=== WORK TO BE COMPLETED ===
Extract every line from the records below that contains the word "your".

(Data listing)
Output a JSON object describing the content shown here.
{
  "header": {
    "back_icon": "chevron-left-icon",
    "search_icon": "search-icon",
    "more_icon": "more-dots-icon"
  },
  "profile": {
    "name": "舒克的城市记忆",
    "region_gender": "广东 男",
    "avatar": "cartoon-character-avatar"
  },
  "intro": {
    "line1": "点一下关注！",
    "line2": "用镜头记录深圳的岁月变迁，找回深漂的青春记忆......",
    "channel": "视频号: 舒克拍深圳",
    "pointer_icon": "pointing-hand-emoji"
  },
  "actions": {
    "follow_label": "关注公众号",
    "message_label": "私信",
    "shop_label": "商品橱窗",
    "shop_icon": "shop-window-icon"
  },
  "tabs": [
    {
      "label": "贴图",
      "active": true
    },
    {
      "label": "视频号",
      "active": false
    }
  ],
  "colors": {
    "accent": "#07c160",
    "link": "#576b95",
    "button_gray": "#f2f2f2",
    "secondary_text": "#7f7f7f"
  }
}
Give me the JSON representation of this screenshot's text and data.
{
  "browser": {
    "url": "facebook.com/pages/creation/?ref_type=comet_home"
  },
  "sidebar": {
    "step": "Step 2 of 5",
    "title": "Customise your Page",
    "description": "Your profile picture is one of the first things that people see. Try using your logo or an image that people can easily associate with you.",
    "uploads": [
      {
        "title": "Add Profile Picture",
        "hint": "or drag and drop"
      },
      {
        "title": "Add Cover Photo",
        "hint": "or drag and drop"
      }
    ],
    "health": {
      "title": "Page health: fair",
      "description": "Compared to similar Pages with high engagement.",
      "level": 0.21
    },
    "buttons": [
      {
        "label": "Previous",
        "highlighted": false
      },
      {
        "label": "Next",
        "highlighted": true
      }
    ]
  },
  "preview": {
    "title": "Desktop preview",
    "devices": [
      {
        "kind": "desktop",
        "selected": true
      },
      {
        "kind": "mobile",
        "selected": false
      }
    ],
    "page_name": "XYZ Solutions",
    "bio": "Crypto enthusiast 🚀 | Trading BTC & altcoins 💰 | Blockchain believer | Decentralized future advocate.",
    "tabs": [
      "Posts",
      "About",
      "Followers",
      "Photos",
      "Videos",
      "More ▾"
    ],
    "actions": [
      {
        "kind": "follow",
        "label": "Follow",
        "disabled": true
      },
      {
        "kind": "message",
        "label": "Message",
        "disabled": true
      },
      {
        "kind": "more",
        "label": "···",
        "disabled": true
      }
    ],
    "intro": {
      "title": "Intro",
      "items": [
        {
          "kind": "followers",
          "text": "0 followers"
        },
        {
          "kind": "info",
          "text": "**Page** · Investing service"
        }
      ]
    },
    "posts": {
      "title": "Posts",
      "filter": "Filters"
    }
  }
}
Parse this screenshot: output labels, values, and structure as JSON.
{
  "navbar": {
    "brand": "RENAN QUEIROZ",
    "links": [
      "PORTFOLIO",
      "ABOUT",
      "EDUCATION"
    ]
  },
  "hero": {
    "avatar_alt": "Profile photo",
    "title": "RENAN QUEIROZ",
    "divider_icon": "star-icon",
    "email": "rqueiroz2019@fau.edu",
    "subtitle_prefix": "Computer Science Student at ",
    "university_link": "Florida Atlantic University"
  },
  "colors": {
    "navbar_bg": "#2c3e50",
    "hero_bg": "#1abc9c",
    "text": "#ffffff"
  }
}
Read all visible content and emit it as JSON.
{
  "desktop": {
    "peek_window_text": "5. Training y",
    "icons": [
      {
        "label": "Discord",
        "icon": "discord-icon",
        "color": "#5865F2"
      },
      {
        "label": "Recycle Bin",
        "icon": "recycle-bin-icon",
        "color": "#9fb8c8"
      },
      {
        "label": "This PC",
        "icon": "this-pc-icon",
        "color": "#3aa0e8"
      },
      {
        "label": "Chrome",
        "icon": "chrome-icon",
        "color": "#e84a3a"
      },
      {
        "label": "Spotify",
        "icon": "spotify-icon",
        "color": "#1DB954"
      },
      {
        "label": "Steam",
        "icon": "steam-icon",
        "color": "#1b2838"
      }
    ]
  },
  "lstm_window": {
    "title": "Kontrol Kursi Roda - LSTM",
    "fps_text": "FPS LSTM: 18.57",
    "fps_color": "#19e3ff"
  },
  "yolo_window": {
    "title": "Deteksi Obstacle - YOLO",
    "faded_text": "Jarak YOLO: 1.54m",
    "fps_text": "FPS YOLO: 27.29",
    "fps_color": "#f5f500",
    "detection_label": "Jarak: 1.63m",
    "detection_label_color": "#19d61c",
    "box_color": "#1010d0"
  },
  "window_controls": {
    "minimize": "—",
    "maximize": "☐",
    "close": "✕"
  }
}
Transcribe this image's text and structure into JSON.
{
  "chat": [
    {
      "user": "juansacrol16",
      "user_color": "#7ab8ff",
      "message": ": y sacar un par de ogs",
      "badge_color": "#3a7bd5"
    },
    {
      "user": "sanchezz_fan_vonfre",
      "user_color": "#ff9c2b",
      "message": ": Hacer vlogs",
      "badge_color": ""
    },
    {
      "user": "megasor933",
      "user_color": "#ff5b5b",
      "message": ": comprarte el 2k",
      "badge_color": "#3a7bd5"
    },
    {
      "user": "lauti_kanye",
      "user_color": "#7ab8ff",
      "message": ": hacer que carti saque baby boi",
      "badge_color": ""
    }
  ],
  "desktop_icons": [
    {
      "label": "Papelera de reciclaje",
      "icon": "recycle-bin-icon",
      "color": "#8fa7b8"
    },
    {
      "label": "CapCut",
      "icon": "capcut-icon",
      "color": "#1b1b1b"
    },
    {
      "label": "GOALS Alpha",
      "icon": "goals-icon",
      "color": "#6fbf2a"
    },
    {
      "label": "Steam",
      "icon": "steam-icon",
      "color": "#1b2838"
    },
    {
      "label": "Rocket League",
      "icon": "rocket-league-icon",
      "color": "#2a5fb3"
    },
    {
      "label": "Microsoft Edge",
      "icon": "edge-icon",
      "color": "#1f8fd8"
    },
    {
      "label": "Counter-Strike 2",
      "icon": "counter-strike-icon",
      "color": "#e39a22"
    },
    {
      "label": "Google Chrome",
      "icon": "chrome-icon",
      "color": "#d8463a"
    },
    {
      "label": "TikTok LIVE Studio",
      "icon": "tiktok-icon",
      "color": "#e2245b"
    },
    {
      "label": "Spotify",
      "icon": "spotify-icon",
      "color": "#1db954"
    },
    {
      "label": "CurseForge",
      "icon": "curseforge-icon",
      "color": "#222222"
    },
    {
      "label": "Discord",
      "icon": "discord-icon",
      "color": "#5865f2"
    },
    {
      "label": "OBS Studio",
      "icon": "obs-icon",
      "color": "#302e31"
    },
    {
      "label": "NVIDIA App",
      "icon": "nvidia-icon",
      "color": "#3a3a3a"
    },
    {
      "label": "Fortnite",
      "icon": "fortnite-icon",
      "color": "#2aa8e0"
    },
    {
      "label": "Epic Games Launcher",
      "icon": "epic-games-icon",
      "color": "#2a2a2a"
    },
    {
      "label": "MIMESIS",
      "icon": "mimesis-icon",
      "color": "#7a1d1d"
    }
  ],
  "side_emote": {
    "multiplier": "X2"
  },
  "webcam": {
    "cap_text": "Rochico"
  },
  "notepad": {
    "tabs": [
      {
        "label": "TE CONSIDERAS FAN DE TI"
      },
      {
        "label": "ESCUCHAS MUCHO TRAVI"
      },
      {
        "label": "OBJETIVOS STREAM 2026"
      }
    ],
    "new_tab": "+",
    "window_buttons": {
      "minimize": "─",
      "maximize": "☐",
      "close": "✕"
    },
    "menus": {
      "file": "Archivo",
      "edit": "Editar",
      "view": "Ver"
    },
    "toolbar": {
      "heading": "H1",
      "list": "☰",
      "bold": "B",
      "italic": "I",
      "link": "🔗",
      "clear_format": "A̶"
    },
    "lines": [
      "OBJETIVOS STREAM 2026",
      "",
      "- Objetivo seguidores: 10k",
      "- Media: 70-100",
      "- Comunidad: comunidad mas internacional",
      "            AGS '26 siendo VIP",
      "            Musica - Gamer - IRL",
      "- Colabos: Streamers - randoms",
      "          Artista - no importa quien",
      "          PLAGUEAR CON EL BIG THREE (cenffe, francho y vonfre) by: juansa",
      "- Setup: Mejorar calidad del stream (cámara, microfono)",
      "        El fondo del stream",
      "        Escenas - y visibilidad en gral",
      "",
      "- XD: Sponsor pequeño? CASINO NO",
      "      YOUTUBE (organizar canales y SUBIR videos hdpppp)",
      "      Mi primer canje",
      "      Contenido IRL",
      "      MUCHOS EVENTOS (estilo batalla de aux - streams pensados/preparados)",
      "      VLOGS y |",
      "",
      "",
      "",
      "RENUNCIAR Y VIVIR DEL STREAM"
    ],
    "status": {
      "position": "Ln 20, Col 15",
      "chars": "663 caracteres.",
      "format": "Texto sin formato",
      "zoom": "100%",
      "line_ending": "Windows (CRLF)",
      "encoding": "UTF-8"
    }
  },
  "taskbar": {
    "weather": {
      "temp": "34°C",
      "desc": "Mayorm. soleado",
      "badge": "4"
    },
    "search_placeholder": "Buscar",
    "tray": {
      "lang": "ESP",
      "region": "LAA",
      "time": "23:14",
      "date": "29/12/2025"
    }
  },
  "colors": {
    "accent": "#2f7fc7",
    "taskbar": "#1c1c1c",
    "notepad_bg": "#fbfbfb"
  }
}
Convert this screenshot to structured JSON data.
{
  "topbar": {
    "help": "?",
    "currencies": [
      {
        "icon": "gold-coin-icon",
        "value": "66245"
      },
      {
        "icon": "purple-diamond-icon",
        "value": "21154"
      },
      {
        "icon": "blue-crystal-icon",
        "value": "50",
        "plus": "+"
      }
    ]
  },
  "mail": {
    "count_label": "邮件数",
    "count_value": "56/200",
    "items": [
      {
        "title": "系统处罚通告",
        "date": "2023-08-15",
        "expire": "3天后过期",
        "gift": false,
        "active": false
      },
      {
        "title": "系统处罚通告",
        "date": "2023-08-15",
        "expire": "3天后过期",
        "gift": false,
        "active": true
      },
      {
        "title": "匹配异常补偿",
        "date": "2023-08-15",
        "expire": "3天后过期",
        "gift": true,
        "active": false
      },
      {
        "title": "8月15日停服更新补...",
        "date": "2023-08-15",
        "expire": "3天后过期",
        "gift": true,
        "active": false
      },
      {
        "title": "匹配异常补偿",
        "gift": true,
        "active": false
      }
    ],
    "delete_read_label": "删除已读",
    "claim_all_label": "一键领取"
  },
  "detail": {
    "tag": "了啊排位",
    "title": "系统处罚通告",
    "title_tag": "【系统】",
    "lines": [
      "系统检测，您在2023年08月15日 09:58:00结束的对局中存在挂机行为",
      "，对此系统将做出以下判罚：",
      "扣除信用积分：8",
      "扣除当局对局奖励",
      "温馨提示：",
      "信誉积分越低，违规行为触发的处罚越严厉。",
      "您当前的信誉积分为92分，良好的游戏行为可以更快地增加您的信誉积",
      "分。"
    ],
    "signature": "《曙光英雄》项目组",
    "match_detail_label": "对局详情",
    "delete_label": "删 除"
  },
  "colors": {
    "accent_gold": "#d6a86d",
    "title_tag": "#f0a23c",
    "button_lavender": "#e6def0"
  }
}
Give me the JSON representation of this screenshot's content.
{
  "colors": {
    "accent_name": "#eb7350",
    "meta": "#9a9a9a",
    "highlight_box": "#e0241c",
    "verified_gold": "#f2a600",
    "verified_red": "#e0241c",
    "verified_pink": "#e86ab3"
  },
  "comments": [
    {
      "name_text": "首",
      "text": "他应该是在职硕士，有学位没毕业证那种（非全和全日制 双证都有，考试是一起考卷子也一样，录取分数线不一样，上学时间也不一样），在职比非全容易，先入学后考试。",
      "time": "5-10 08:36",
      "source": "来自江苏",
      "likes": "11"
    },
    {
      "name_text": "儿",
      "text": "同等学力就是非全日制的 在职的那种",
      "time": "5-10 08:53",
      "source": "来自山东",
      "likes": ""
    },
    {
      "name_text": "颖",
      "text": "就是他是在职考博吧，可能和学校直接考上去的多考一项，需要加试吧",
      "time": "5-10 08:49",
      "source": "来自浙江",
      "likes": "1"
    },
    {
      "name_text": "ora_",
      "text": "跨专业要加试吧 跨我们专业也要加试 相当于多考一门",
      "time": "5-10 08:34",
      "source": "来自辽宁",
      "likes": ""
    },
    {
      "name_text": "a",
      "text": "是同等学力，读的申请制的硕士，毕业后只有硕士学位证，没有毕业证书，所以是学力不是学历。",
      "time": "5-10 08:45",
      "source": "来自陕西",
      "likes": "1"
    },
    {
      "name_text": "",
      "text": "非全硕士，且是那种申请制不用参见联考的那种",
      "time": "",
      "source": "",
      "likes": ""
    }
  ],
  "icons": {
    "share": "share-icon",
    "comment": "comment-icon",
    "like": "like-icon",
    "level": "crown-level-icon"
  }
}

=== REPLY TO THE EXERCISE ===
    "title": "Customise your Page",
    "description": "Your profile picture is one of the first things that people see. Try using your logo or an image that people can easily associate with you.",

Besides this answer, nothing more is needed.